Barry Forshaw: Your Orcs sequence has acquired a considerable following. How did you come up with the initial concept?
Stan Nicholls: It was an attempt to stand things on their head. The basic premise was simply to take one of fantasy's traditional hate groups, orcs, and cast them as misunderstood heroes. It's not a great step from that to casting humans as villains. But as often happens when you work up an idea, it got more involved. Not all humans are bad in the world of Maras-Dantia, and the orcs aren't exactly unblemished paragons of virtue. Then I hit on the notion of populating this world with lots of fantastic, mythological creatures, which I call the elder races, and giving most of them magical abilities fueled by the land's earth energies. My orcs are one of the few races not to possess magic. A McGuffin is that the incoming humans are “eating” this magic, in other words letting it bleed away, through their increasing destruction of the environment. This interference has screwed-up the climate and sparked an encroaching ice age. So it's a world in decline. Another layer is that the humans are divided among themselves by religion. Roughly speaking, it's pagans versus the newer cult of monotheism. My own view of religion is somewhat sceptical, and not a little confused, but I'm fascinated by the subject and wanted to have a take on it. So all of that was more or less the starting point. The rest is sex, drugs and rock 'n' roll. Though admittedly there isn't a lot of rock 'n' roll.
How difficult is it to sustain a certain level of invention in a sequence such as this?
It's kind of weaving, isn't it? Spinning an idea like candy-floss. Though hopefully it ends up more substantial than that! There really is truth in the old maxim about your characters taking over. I find that once I've got the initial idea outlined, all sorts of possibilities occur. If anything, my 'problem' is too many ideas; too many ways I can see a story going. But I'm not knocking it.
When you're writing, do you avoid other authors' work, or turn to them for inspiration?
This is problematic. If I'm writing a book, I like to avoid reading anybody else's. I think many of us live in dread of unconscious plagiarism. Unless you're careful you can even sponge up someone's style. Another reason to avoid it is the danger of reading somebody so damn good it throws your confidence. But for practical reasons I don't always stick to the ‘don't read while writing' rule. Wearing another hat, I'm the sf and fantasy book reviewer for Time Out, and still review in a couple of other places, and obviously that involves some intense reading. Plus I like it, of course, and can't always resist something new from a favourite writer. Ideally, I'd only read between writing books.
Who are the writers who initially inspired you?
That would be a long list. Almost all of them worked or work in the sf, fantasy and horror fields, but I'd probably cite a couple of comic book writers and one or two screenwriters as well. Getting specific means acknowledging that your tastes develop, and that some of the earlier stuff you read wouldn't necessarily get house room now. But early pleasures were Wells, Howard, Moorcock - who still is - Wyndham, Leiber, Asimov, Clarke, Sheckley, Dick ... And that little coterie of writers who were kind of post-Lovecraftian and came to dominate the American scene in the '50's and '60's; Bloch, Beaumont, Finney, Fredric Brown, Ray Russell and definitely Matheson. My all-time favourite contemporary fantasy author is David Gemmell, whom I've had the pleasure of working with and learnt a lot from, though not stylistically, I think. In the area of crime I've always loved Hammett and Chandler, perhaps predictably, and in the mainstream I was for a long time very partial to Dickens and Conrad. But my first loves, sf and fantasy, remain the most abiding, and there are a lot of very good writers working in these genres now. I don't hold with the view that the field is moribund.
Why do you think the genre gets such a bad press in the mainstream media?

------------

Continue the Stan Nicholls interview about fantasy writing from the point where it stops.

------------

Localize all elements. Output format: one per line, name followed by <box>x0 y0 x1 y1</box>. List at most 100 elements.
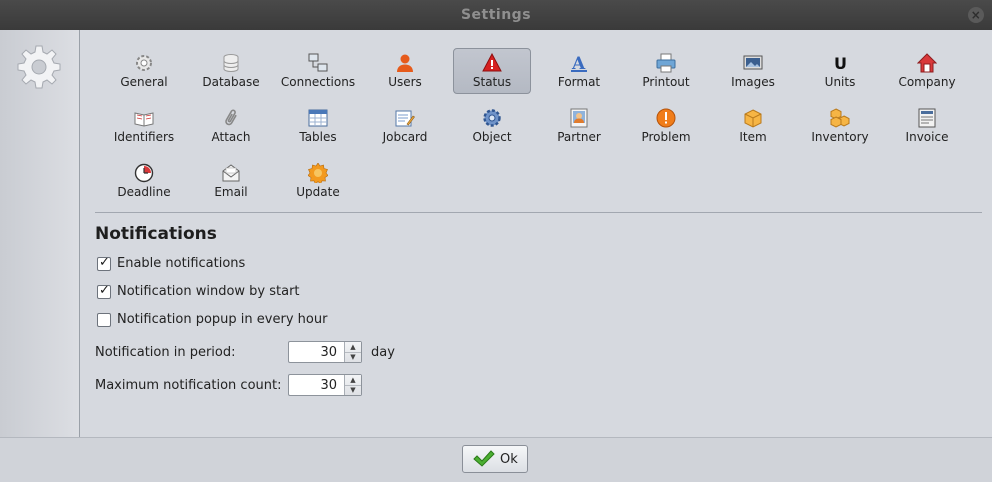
database-icon <box>223 54 239 73</box>
box-icon <box>744 109 762 128</box>
dialog-footer: Ok <box>0 437 992 482</box>
checkmark-icon: ✓ <box>99 255 110 270</box>
category-object[interactable]: Object <box>453 103 531 149</box>
category-identifiers[interactable]: Identifiers <box>105 103 183 149</box>
category-label: Format <box>557 75 601 89</box>
settings-content: General Database Connections Users Statu… <box>80 30 992 437</box>
category-item[interactable]: Item <box>714 103 792 149</box>
period-unit: day <box>371 345 395 360</box>
period-label: Notification in period: <box>95 345 236 360</box>
checkmark-icon: ✓ <box>99 283 110 298</box>
section-divider <box>95 212 982 213</box>
paperclip-icon <box>225 109 237 126</box>
spinner-arrows: ▲ ▼ <box>344 342 361 362</box>
gear-icon <box>136 55 152 71</box>
period-value[interactable]: 30 <box>320 345 337 360</box>
category-label: Update <box>296 185 340 199</box>
user-icon <box>397 54 413 72</box>
checkbox-label: Enable notifications <box>117 256 246 271</box>
category-connections[interactable]: Connections <box>279 48 357 94</box>
warning-icon <box>482 53 502 72</box>
font-icon: A <box>571 54 587 73</box>
category-attach[interactable]: Attach <box>192 103 270 149</box>
ok-button[interactable]: Ok <box>462 445 528 473</box>
max-count-spinner[interactable]: 30 ▲ ▼ <box>288 374 362 396</box>
settings-window: Settings × General Database Connections <box>0 0 992 482</box>
category-label: Deadline <box>117 185 171 199</box>
title-bar: Settings × <box>0 0 992 30</box>
connections-icon <box>308 53 328 72</box>
image-icon <box>743 55 763 70</box>
category-label: Partner <box>557 130 601 144</box>
clock-icon <box>134 163 154 183</box>
category-label: Company <box>898 75 956 89</box>
decrement-arrow-icon[interactable]: ▼ <box>345 385 361 395</box>
category-partner[interactable]: Partner <box>540 103 618 149</box>
ok-label: Ok <box>500 452 518 467</box>
category-label: Users <box>388 75 422 89</box>
category-jobcard[interactable]: Jobcard <box>366 103 444 149</box>
category-label: Invoice <box>905 130 949 144</box>
category-update[interactable]: Update <box>279 158 357 204</box>
printer-icon <box>656 53 676 73</box>
checkbox-box[interactable]: ✓ <box>97 283 111 299</box>
category-label: Identifiers <box>113 130 175 144</box>
period-spinner[interactable]: 30 ▲ ▼ <box>288 341 362 363</box>
units-icon: U <box>834 54 847 73</box>
category-tables[interactable]: Tables <box>279 103 357 149</box>
category-invoice[interactable]: Invoice <box>888 103 966 149</box>
partner-card-icon <box>570 108 588 128</box>
svg-text:U: U <box>834 54 847 73</box>
category-general[interactable]: General <box>105 48 183 94</box>
category-database[interactable]: Database <box>192 48 270 94</box>
category-company[interactable]: Company <box>888 48 966 94</box>
notifications-title: Notifications <box>95 224 217 244</box>
category-label: Object <box>472 130 512 144</box>
invoice-icon <box>918 108 936 128</box>
window-title: Settings <box>460 7 532 23</box>
category-units[interactable]: U Units <box>801 48 879 94</box>
category-email[interactable]: Email <box>192 158 270 204</box>
category-inventory[interactable]: Inventory <box>801 103 879 149</box>
table-icon <box>308 109 328 127</box>
category-label: Images <box>731 75 775 89</box>
exclamation-icon <box>656 108 676 128</box>
book-icon <box>134 112 154 127</box>
category-users[interactable]: Users <box>366 48 444 94</box>
sidebar <box>0 30 80 437</box>
category-label: Tables <box>299 130 337 144</box>
category-label: Item <box>739 130 767 144</box>
category-label: Email <box>214 185 248 199</box>
jobcard-icon <box>395 110 415 127</box>
green-check-icon <box>473 450 495 467</box>
category-label: Status <box>472 75 512 89</box>
category-problem[interactable]: Problem <box>627 103 705 149</box>
category-images[interactable]: Images <box>714 48 792 94</box>
house-icon <box>917 53 937 73</box>
category-label: Attach <box>211 130 251 144</box>
close-button[interactable]: × <box>968 7 984 23</box>
spinner-arrows: ▲ ▼ <box>344 375 361 395</box>
category-deadline[interactable]: Deadline <box>105 158 183 204</box>
boxes-icon <box>830 108 850 128</box>
max-count-label: Maximum notification count: <box>95 378 282 393</box>
category-label: Printout <box>642 75 690 89</box>
category-label: Jobcard <box>382 130 428 144</box>
category-label: Inventory <box>811 130 869 144</box>
update-icon <box>308 163 328 183</box>
checkbox-label: Notification window by start <box>117 284 300 299</box>
max-count-value[interactable]: 30 <box>320 378 337 393</box>
category-printout[interactable]: Printout <box>627 48 705 94</box>
checkbox-box[interactable]: ✓ <box>97 255 111 271</box>
category-label: Problem <box>641 130 691 144</box>
settings-gear-icon <box>17 45 61 89</box>
cog-blue-icon <box>483 109 501 127</box>
category-label: Connections <box>280 75 356 89</box>
category-format[interactable]: A Format <box>540 48 618 94</box>
category-label: General <box>120 75 168 89</box>
checkbox-label: Notification popup in every hour <box>117 312 328 327</box>
category-label: Database <box>202 75 260 89</box>
checkbox-box[interactable] <box>97 313 111 327</box>
decrement-arrow-icon[interactable]: ▼ <box>345 352 361 362</box>
category-status[interactable]: Status <box>453 48 531 94</box>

------------

Solved exercise:
A lot of it gets a very good press, it just isn't called science fiction or fantasy. If you're a mainstream novelist who decides to “borrow” the tropes, chances are you'll be hailed for your originality and foresight, and nobody gets to mention those appallingly vulgar genres. I have to be careful what I say here, but I think Philip K. Dick, Sheckley, Vonnegut, and others I could name, should be getting the credit for a recent spate of so-called mainstream novels by literary big guns that in some cases blatantly rip them off.
Why don't the literati like our genre?
Ignorance, snobbery, stupidity; belonging to a very insular, which is to say very heads up their own arses, group of mostly London based ingrates. They live in an atmosphere that breeds contempt for anything other than 'high' literature, and which sees a book that sells 800 copies to people like themselves as inherently morally superior to one that sells 500,000 to plebs. But mostly they hate fantasy and sf because they've never sucked it. I think it's a bit like Guinness: you have to break through the initial taste. I wouldn't hold your breath waiting for their conversion though.
Do you think that the fantasy and sf genres will ever be treated with the kind of seriousness that is now given to crime writing?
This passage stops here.